# Problem to work on
Copy the lines below verbatim, beginning with the line that includes "Give me a plain-text" and continuing to the end; leave out everything before it.

# Dataset content

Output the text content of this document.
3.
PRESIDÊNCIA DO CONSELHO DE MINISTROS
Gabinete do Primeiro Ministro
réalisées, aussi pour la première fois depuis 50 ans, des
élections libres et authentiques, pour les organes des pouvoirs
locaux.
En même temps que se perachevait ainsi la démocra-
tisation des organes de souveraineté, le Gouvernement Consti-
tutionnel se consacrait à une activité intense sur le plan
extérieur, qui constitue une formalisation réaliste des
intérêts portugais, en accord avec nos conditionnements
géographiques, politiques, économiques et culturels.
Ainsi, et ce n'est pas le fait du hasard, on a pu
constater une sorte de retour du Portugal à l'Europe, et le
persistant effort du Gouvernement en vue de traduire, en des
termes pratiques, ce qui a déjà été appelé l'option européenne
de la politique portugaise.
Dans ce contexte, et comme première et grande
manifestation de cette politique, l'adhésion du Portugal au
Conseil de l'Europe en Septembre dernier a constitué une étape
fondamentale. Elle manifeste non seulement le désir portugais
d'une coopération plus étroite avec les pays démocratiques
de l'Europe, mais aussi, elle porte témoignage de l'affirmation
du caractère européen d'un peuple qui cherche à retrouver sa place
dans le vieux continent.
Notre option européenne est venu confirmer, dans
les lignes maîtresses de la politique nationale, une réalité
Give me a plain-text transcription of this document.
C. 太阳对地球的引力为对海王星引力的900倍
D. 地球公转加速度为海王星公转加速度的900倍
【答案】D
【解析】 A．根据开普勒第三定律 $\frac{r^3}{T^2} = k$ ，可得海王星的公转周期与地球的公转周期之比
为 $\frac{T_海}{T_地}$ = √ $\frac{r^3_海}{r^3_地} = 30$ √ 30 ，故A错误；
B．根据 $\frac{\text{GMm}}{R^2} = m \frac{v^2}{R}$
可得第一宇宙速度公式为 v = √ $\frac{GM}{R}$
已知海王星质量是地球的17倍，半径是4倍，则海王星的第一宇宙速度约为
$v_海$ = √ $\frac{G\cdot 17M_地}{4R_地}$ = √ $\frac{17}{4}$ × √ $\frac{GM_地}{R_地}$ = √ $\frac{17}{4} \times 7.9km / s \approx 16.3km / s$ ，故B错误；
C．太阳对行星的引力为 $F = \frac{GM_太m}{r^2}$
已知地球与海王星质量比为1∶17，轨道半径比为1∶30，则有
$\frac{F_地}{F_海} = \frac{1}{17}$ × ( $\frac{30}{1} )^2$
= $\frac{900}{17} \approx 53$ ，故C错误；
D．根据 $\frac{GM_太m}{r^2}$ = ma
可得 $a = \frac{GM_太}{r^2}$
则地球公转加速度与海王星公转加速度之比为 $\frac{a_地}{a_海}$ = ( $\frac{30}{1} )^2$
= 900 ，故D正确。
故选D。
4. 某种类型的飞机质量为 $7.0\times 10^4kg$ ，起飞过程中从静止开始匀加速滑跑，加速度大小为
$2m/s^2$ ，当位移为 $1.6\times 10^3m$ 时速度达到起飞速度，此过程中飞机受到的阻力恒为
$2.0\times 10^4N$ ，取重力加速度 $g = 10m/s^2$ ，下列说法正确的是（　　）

# Written response
Give me a plain-text transcription of this document.
C. 太阳对地球的引力为对海王星引力的900倍
D. 地球公转加速度为海王星公转加速度的900倍
【答案】D
【解析】 A．根据开普勒第三定律 $\frac{r^3}{T^2} = k$ ，可得海王星的公转周期与地球的公转周期之比
为 $\frac{T_海}{T_地}$ = √ $\frac{r^3_海}{r^3_地} = 30$ √ 30 ，故A错误；
B．根据 $\frac{\text{GMm}}{R^2} = m \frac{v^2}{R}$
可得第一宇宙速度公式为 v = √ $\frac{GM}{R}$
已知海王星质量是地球的17倍，半径是4倍，则海王星的第一宇宙速度约为
$v_海$ = √ $\frac{G\cdot 17M_地}{4R_地}$ = √ $\frac{17}{4}$ × √ $\frac{GM_地}{R_地}$ = √ $\frac{17}{4} \times 7.9km / s \approx 16.3km / s$ ，故B错误；
C．太阳对行星的引力为 $F = \frac{GM_太m}{r^2}$
已知地球与海王星质量比为1∶17，轨道半径比为1∶30，则有
$\frac{F_地}{F_海} = \frac{1}{17}$ × ( $\frac{30}{1} )^2$
= $\frac{900}{17} \approx 53$ ，故C错误；
D．根据 $\frac{GM_太m}{r^2}$ = ma
可得 $a = \frac{GM_太}{r^2}$
则地球公转加速度与海王星公转加速度之比为 $\frac{a_地}{a_海}$ = ( $\frac{30}{1} )^2$
= 900 ，故D正确。
故选D。
4. 某种类型的飞机质量为 $7.0\times 10^4kg$ ，起飞过程中从静止开始匀加速滑跑，加速度大小为
$2m/s^2$ ，当位移为 $1.6\times 10^3m$ 时速度达到起飞速度，此过程中飞机受到的阻力恒为
$2.0\times 10^4N$ ，取重力加速度 $g = 10m/s^2$ ，下列说法正确的是（　　）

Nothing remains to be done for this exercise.